* start Items *

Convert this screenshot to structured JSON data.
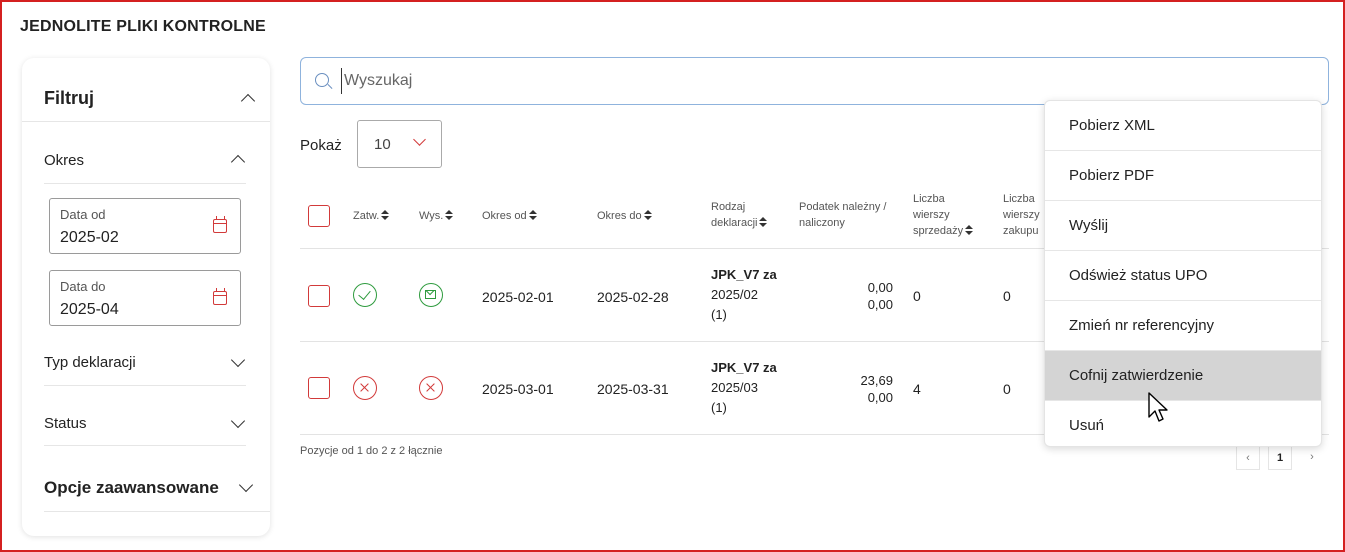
{
  "page": {
    "title": "JEDNOLITE PLIKI KONTROLNE"
  },
  "sidebar": {
    "header": "Filtruj",
    "okres": {
      "label": "Okres",
      "date_from": {
        "label": "Data od",
        "value": "2025-02"
      },
      "date_to": {
        "label": "Data do",
        "value": "2025-04"
      }
    },
    "typ": "Typ deklaracji",
    "status": "Status",
    "advanced": "Opcje zaawansowane"
  },
  "search": {
    "placeholder": "Wyszukaj",
    "value": ""
  },
  "page_size": {
    "label": "Pokaż",
    "value": "10"
  },
  "table": {
    "headers": {
      "zatw": "Zatw.",
      "wys": "Wys.",
      "okres_od": "Okres od",
      "okres_do": "Okres do",
      "rodzaj_1": "Rodzaj",
      "rodzaj_2": "deklaracji",
      "podatek_1": "Podatek należny /",
      "podatek_2": "naliczony",
      "sprzedaz_1": "Liczba",
      "sprzedaz_2": "wierszy",
      "sprzedaz_3": "sprzedaży",
      "zakup_1": "Liczba",
      "zakup_2": "wierszy",
      "zakup_3": "zakupu"
    },
    "rows": [
      {
        "zatw": "approved",
        "wys": "sent",
        "okres_od": "2025-02-01",
        "okres_do": "2025-02-28",
        "decl_1": "JPK_V7 za",
        "decl_2": "2025/02",
        "decl_3": "(1)",
        "tax_due": "0,00",
        "tax_input": "0,00",
        "sales_rows": "0",
        "purchase_rows": "0"
      },
      {
        "zatw": "not-approved",
        "wys": "not-sent",
        "okres_od": "2025-03-01",
        "okres_do": "2025-03-31",
        "decl_1": "JPK_V7 za",
        "decl_2": "2025/03",
        "decl_3": "(1)",
        "tax_due": "23,69",
        "tax_input": "0,00",
        "sales_rows": "4",
        "purchase_rows": "0"
      }
    ],
    "footer": "Pozycje od 1 do 2 z 2 łącznie",
    "pagination": {
      "prev": "‹",
      "current": "1",
      "next": "›"
    }
  },
  "context_menu": {
    "items": [
      "Pobierz XML",
      "Pobierz PDF",
      "Wyślij",
      "Odśwież status UPO",
      "Zmień nr referencyjny",
      "Cofnij zatwierdzenie",
      "Usuń"
    ],
    "hovered_index": 5
  },
  "colors": {
    "accent": "#d23a3a",
    "success": "#2e9b3e",
    "frame": "#d42020",
    "hover": "#d4d4d4"
  }
}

* end Items *

* **Task statement**: Quote each line of the listing exactly, but leave the pictures out.

* **Solved problem**:
Convert this screenshot to structured JSON data.
{
  "page": {
    "title": "JEDNOLITE PLIKI KONTROLNE"
  },
  "sidebar": {
    "header": "Filtruj",
    "okres": {
      "label": "Okres",
      "date_from": {
        "label": "Data od",
        "value": "2025-02"
      },
      "date_to": {
        "label": "Data do",
        "value": "2025-04"
      }
    },
    "typ": "Typ deklaracji",
    "status": "Status",
    "advanced": "Opcje zaawansowane"
  },
  "search": {
    "placeholder": "Wyszukaj",
    "value": ""
  },
  "page_size": {
    "label": "Pokaż",
    "value": "10"
  },
  "table": {
    "headers": {
      "zatw": "Zatw.",
      "wys": "Wys.",
      "okres_od": "Okres od",
      "okres_do": "Okres do",
      "rodzaj_1": "Rodzaj",
      "rodzaj_2": "deklaracji",
      "podatek_1": "Podatek należny /",
      "podatek_2": "naliczony",
      "sprzedaz_1": "Liczba",
      "sprzedaz_2": "wierszy",
      "sprzedaz_3": "sprzedaży",
      "zakup_1": "Liczba",
      "zakup_2": "wierszy",
      "zakup_3": "zakupu"
    },
    "rows": [
      {
        "zatw": "approved",
        "wys": "sent",
        "okres_od": "2025-02-01",
        "okres_do": "2025-02-28",
        "decl_1": "JPK_V7 za",
        "decl_2": "2025/02",
        "decl_3": "(1)",
        "tax_due": "0,00",
        "tax_input": "0,00",
        "sales_rows": "0",
        "purchase_rows": "0"
      },
      {
        "zatw": "not-approved",
        "wys": "not-sent",
        "okres_od": "2025-03-01",
        "okres_do": "2025-03-31",
        "decl_1": "JPK_V7 za",
        "decl_2": "2025/03",
        "decl_3": "(1)",
        "tax_due": "23,69",
        "tax_input": "0,00",
        "sales_rows": "4",
        "purchase_rows": "0"
      }
    ],
    "footer": "Pozycje od 1 do 2 z 2 łącznie",
    "pagination": {
      "prev": "‹",
      "current": "1",
      "next": "›"
    }
  },
  "context_menu": {
    "items": [
      "Pobierz XML",
      "Pobierz PDF",
      "Wyślij",
      "Odśwież status UPO",
      "Zmień nr referencyjny",
      "Cofnij zatwierdzenie",
      "Usuń"
    ],
    "hovered_index": 5
  },
  "colors": {
    "accent": "#d23a3a",
    "success": "#2e9b3e",
    "frame": "#d42020",
    "hover": "#d4d4d4"
  }
}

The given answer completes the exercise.